- [YOUR GOAL]
Pull out every line below that contains the word "name".

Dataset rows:

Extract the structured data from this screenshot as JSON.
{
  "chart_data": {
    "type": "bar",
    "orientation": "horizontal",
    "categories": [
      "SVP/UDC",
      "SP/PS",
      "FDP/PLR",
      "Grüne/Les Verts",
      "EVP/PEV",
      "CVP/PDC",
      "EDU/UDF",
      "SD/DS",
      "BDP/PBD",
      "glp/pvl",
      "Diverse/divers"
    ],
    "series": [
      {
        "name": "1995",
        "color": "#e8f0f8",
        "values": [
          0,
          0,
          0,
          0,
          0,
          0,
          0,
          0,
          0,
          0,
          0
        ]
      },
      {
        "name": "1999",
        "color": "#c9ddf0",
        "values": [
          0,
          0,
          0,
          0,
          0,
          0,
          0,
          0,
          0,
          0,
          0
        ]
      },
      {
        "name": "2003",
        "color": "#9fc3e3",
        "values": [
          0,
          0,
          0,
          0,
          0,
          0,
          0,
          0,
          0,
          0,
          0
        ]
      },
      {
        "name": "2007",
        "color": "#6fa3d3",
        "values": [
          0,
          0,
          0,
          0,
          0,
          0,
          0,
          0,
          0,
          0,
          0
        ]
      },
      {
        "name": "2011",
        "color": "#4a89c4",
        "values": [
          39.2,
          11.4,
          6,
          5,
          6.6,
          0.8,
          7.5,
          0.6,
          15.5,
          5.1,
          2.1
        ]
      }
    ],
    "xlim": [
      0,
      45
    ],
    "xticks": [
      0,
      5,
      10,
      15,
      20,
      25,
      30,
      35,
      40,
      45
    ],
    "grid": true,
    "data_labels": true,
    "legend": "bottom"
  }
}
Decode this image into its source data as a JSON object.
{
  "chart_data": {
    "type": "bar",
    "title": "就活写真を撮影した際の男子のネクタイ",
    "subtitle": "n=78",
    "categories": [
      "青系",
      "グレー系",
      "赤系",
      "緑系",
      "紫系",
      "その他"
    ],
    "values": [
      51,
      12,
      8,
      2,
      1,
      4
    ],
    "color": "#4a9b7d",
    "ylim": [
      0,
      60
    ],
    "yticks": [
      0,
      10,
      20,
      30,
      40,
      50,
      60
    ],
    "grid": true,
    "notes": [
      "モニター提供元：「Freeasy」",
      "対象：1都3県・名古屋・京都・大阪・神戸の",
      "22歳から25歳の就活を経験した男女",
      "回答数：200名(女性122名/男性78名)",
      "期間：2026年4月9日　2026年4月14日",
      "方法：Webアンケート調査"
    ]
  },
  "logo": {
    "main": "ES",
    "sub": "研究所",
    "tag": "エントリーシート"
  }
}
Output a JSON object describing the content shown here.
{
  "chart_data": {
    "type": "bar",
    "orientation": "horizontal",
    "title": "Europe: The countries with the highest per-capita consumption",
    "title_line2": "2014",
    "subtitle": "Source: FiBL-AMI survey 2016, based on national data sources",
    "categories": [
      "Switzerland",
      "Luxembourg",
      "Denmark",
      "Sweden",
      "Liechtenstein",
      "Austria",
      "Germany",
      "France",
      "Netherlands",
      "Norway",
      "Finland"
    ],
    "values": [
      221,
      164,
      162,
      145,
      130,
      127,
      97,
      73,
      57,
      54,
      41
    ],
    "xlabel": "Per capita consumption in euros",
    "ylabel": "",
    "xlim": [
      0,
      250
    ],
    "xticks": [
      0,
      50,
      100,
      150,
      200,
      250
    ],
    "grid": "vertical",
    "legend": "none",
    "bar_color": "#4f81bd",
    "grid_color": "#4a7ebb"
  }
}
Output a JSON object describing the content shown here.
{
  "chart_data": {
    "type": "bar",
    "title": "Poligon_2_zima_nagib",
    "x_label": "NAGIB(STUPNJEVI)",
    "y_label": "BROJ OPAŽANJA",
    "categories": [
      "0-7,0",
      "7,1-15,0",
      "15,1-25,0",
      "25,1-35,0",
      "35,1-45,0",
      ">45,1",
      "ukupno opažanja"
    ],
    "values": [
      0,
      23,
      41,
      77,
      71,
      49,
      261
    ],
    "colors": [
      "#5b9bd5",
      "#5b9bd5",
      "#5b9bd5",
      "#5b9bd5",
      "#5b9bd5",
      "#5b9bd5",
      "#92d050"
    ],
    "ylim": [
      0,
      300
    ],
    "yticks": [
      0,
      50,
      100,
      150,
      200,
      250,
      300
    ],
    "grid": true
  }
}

- [FINISHED EXERCISE]
        "name": "1995",
        "name": "1999",
        "name": "2003",
        "name": "2007",
        "name": "2011",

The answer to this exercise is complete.